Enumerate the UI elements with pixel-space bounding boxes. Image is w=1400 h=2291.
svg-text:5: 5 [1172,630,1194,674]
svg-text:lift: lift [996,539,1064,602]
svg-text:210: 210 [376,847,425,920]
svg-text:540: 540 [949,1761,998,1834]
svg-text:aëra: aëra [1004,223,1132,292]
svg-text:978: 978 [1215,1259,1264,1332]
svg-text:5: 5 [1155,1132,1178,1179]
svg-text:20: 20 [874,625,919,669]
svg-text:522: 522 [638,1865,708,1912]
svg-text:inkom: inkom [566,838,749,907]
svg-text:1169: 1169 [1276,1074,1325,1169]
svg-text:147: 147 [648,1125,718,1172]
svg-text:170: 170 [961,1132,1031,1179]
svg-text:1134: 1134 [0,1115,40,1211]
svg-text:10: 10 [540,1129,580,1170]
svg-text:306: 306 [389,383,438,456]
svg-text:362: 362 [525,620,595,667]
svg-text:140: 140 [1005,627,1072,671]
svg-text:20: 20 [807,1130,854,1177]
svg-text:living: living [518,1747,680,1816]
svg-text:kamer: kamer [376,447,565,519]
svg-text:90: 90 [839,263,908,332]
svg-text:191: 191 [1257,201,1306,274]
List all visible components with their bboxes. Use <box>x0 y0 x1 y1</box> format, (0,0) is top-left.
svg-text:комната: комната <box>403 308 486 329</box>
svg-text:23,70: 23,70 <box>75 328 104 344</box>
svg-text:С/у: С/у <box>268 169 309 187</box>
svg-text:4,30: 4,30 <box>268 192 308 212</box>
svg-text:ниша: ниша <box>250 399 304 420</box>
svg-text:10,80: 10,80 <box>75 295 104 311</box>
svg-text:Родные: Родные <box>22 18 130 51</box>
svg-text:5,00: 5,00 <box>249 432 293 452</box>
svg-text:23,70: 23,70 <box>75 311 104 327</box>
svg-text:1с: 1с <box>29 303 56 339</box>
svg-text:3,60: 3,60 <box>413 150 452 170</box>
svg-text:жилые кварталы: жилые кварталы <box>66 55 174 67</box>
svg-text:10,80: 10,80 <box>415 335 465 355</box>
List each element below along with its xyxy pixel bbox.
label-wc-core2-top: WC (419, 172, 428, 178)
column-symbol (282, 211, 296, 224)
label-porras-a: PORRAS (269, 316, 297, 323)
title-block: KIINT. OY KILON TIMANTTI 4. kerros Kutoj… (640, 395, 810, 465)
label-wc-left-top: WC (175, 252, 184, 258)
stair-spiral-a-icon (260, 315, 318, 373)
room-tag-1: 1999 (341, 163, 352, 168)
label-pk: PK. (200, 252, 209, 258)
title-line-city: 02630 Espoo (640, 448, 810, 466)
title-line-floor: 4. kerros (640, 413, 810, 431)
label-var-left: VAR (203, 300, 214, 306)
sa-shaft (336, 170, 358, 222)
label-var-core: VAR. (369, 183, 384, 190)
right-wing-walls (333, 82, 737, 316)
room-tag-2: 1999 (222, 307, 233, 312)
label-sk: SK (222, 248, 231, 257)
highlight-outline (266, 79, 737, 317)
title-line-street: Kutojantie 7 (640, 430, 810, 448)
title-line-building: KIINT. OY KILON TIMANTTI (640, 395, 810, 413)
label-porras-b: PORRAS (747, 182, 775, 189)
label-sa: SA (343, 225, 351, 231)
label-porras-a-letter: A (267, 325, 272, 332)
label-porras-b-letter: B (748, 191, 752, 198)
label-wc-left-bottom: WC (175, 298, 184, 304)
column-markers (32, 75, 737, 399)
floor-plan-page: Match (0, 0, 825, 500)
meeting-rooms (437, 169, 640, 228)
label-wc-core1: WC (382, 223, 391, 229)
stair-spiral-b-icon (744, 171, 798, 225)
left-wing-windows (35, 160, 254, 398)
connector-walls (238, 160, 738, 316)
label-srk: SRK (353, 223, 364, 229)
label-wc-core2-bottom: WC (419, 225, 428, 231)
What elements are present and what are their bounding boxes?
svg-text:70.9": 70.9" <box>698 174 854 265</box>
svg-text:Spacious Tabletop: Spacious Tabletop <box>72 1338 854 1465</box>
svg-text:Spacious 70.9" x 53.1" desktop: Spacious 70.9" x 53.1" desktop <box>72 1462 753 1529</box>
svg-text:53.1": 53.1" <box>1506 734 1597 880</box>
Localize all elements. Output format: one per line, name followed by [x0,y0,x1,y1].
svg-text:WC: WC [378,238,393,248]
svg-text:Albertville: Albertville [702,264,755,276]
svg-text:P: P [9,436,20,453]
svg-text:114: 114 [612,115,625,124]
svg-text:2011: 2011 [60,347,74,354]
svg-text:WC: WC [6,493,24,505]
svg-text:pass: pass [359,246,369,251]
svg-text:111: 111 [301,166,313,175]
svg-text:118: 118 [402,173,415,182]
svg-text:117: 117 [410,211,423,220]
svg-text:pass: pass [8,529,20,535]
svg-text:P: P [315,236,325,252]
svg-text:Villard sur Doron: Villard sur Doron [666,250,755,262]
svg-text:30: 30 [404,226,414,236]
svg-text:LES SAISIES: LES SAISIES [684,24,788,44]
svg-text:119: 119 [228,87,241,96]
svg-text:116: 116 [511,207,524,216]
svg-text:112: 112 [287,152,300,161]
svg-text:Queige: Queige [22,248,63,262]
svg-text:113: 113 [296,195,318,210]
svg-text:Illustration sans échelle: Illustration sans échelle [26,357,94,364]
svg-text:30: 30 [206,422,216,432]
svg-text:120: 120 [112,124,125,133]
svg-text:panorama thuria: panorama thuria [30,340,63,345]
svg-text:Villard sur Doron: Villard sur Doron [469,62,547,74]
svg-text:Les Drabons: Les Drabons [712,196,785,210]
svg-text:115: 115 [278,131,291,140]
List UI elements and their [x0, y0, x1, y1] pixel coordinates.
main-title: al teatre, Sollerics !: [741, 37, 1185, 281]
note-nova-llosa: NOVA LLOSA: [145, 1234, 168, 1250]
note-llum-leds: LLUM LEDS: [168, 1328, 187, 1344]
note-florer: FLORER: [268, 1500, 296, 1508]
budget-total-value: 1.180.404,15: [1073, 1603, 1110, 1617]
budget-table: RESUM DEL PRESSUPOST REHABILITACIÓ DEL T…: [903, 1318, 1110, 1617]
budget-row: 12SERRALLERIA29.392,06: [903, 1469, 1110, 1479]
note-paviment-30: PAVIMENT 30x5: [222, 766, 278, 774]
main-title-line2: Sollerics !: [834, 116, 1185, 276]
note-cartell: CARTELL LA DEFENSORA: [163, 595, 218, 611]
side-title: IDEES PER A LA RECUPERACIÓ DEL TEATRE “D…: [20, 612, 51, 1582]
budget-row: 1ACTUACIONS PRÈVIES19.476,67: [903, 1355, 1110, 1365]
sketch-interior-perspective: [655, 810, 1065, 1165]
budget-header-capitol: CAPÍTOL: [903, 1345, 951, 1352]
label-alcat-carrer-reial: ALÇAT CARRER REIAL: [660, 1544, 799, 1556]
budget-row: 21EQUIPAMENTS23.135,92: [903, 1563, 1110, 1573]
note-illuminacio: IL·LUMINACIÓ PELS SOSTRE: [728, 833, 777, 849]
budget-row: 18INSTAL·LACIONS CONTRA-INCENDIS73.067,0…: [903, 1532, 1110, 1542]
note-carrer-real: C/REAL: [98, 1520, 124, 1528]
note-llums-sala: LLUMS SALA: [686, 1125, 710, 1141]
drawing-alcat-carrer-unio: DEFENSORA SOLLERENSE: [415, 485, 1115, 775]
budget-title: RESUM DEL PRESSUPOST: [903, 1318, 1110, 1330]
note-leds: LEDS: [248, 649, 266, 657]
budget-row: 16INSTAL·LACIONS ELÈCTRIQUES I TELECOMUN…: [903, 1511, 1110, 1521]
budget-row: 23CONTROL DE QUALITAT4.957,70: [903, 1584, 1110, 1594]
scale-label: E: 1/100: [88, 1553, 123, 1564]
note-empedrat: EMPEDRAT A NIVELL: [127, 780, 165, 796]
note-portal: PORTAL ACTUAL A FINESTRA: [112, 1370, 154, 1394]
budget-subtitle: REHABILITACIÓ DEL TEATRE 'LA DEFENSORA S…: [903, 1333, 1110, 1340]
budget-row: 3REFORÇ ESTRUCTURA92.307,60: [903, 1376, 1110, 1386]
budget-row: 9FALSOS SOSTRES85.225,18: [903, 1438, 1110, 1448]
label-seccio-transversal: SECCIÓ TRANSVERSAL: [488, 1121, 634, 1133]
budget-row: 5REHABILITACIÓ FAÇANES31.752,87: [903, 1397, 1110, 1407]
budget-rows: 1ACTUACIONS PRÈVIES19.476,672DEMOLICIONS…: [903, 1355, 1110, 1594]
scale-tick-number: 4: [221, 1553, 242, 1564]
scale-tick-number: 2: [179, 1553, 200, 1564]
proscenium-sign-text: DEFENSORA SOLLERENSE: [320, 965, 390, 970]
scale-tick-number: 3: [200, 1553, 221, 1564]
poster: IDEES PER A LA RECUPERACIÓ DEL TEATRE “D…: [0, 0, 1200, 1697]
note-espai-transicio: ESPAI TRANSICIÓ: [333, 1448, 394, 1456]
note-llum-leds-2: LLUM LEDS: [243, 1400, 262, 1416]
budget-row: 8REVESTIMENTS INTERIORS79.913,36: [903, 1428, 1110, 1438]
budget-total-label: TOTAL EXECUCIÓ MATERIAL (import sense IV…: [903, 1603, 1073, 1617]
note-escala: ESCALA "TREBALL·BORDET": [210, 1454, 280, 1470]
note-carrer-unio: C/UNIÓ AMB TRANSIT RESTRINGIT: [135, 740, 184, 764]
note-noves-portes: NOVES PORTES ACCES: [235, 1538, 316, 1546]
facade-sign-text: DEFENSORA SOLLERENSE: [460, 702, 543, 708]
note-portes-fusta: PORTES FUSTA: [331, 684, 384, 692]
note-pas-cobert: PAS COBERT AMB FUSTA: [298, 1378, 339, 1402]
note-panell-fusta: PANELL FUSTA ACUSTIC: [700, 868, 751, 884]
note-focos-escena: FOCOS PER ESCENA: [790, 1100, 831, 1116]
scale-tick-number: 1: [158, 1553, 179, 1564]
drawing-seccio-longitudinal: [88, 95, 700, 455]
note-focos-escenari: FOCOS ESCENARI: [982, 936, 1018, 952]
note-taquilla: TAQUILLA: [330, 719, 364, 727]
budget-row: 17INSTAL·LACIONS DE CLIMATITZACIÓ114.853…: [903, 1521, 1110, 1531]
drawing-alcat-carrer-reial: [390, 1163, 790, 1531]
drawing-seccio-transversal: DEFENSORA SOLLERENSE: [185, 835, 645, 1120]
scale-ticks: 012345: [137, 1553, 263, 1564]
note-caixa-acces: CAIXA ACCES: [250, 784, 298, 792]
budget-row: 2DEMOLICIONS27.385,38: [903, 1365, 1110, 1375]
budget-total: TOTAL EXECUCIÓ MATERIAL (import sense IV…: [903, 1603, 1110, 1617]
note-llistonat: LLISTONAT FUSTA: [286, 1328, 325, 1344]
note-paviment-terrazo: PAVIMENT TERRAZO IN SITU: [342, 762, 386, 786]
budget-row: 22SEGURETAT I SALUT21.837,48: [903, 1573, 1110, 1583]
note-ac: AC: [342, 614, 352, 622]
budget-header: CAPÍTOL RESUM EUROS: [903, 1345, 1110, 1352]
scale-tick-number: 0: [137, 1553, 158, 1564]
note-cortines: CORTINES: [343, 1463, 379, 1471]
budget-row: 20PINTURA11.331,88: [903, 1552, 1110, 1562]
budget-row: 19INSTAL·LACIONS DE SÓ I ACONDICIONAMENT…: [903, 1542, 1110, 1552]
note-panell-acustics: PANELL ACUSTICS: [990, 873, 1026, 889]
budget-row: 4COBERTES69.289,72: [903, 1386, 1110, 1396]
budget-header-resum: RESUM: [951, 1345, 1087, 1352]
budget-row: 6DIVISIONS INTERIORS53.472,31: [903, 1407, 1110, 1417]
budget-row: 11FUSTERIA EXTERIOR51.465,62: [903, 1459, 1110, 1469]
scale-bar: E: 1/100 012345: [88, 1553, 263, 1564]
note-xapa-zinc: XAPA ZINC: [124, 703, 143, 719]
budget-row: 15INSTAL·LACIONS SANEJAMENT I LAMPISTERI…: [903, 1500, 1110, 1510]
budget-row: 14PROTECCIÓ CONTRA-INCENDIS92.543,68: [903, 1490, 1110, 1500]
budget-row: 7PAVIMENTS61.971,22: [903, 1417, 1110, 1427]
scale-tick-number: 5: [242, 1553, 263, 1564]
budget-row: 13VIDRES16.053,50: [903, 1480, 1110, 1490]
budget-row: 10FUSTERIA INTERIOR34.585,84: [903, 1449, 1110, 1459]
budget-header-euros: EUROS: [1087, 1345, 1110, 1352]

§

▶ **REQUIRED WORK**:
Convert the entries above, from their very first line through the line containing "label-porras-a: PORRAS (269, 316, 297, 323)" (both ends included), into a JSON list of strings with one string per line. Leave out any blank lines.

▶ **TASK ANSWER**:
[
  "Enumerate the UI elements with pixel-space bounding boxes. Image is w=1400 h=2291.",
  "svg-text:5: 5 [1172,630,1194,674]",
  "svg-text:lift: lift [996,539,1064,602]",
  "svg-text:210: 210 [376,847,425,920]",
  "svg-text:540: 540 [949,1761,998,1834]",
  "svg-text:aëra: aëra [1004,223,1132,292]",
  "svg-text:978: 978 [1215,1259,1264,1332]",
  "svg-text:5: 5 [1155,1132,1178,1179]",
  "svg-text:20: 20 [874,625,919,669]",
  "svg-text:522: 522 [638,1865,708,1912]",
  "svg-text:inkom: inkom [566,838,749,907]",
  "svg-text:1169: 1169 [1276,1074,1325,1169]",
  "svg-text:147: 147 [648,1125,718,1172]",
  "svg-text:170: 170 [961,1132,1031,1179]",
  "svg-text:1134: 1134 [0,1115,40,1211]",
  "svg-text:10: 10 [540,1129,580,1170]",
  "svg-text:306: 306 [389,383,438,456]",
  "svg-text:362: 362 [525,620,595,667]",
  "svg-text:140: 140 [1005,627,1072,671]",
  "svg-text:20: 20 [807,1130,854,1177]",
  "svg-text:living: living [518,1747,680,1816]",
  "svg-text:kamer: kamer [376,447,565,519]",
  "svg-text:90: 90 [839,263,908,332]",
  "svg-text:191: 191 [1257,201,1306,274]",
  "List all visible components with their bboxes. Use <box>x0 y0 x1 y1</box> format, (0,0) is top-left.",
  "svg-text:комната: комната <box>403 308 486 329</box>",
  "svg-text:23,70: 23,70 <box>75 328 104 344</box>",
  "svg-text:С/у: С/у <box>268 169 309 187</box>",
  "svg-text:4,30: 4,30 <box>268 192 308 212</box>",
  "svg-text:ниша: ниша <box>250 399 304 420</box>",
  "svg-text:10,80: 10,80 <box>75 295 104 311</box>",
  "svg-text:Родные: Родные <box>22 18 130 51</box>",
  "svg-text:5,00: 5,00 <box>249 432 293 452</box>",
  "svg-text:23,70: 23,70 <box>75 311 104 327</box>",
  "svg-text:1с: 1с <box>29 303 56 339</box>",
  "svg-text:3,60: 3,60 <box>413 150 452 170</box>",
  "svg-text:жилые кварталы: жилые кварталы <box>66 55 174 67</box>",
  "svg-text:10,80: 10,80 <box>415 335 465 355</box>",
  "List each element below along with its xyxy pixel bbox.",
  "label-wc-core2-top: WC (419, 172, 428, 178)",
  "column-symbol (282, 211, 296, 224)",
  "label-porras-a: PORRAS (269, 316, 297, 323)"
]